--- start of ENTRIES SHOWN ---

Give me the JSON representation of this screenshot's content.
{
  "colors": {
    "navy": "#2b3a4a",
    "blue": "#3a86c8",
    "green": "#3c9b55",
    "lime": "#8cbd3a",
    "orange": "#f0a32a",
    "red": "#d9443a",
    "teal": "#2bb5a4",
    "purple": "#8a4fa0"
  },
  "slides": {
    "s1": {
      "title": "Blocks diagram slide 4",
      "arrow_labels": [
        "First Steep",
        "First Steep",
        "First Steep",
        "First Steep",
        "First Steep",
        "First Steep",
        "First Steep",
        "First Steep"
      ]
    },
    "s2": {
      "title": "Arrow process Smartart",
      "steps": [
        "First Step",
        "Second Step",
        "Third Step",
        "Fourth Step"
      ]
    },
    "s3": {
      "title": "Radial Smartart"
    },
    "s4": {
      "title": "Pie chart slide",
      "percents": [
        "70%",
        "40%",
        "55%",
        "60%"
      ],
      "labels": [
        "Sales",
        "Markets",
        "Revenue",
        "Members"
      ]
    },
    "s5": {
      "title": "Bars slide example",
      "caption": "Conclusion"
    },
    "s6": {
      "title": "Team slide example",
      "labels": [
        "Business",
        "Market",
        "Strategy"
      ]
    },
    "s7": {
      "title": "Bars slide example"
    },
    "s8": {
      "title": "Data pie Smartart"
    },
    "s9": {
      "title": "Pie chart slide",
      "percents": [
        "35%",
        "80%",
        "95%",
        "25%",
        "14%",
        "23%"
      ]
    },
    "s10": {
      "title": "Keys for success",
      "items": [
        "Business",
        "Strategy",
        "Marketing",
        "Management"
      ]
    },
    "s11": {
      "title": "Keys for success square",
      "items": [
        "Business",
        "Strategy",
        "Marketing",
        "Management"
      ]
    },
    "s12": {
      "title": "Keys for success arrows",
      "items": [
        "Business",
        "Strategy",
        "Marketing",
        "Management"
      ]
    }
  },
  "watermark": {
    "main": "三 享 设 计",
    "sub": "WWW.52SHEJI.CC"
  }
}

--- end of ENTRIES SHOWN ---

Send back each record exactly as it stands.

Give me the JSON representation of this screenshot's content.
{
  "colors": {
    "navy": "#2b3a4a",
    "blue": "#3a86c8",
    "green": "#3c9b55",
    "lime": "#8cbd3a",
    "orange": "#f0a32a",
    "red": "#d9443a",
    "teal": "#2bb5a4",
    "purple": "#8a4fa0"
  },
  "slides": {
    "s1": {
      "title": "Blocks diagram slide 4",
      "arrow_labels": [
        "First Steep",
        "First Steep",
        "First Steep",
        "First Steep",
        "First Steep",
        "First Steep",
        "First Steep",
        "First Steep"
      ]
    },
    "s2": {
      "title": "Arrow process Smartart",
      "steps": [
        "First Step",
        "Second Step",
        "Third Step",
        "Fourth Step"
      ]
    },
    "s3": {
      "title": "Radial Smartart"
    },
    "s4": {
      "title": "Pie chart slide",
      "percents": [
        "70%",
        "40%",
        "55%",
        "60%"
      ],
      "labels": [
        "Sales",
        "Markets",
        "Revenue",
        "Members"
      ]
    },
    "s5": {
      "title": "Bars slide example",
      "caption": "Conclusion"
    },
    "s6": {
      "title": "Team slide example",
      "labels": [
        "Business",
        "Market",
        "Strategy"
      ]
    },
    "s7": {
      "title": "Bars slide example"
    },
    "s8": {
      "title": "Data pie Smartart"
    },
    "s9": {
      "title": "Pie chart slide",
      "percents": [
        "35%",
        "80%",
        "95%",
        "25%",
        "14%",
        "23%"
      ]
    },
    "s10": {
      "title": "Keys for success",
      "items": [
        "Business",
        "Strategy",
        "Marketing",
        "Management"
      ]
    },
    "s11": {
      "title": "Keys for success square",
      "items": [
        "Business",
        "Strategy",
        "Marketing",
        "Management"
      ]
    },
    "s12": {
      "title": "Keys for success arrows",
      "items": [
        "Business",
        "Strategy",
        "Marketing",
        "Management"
      ]
    }
  },
  "watermark": {
    "main": "三 享 设 计",
    "sub": "WWW.52SHEJI.CC"
  }
}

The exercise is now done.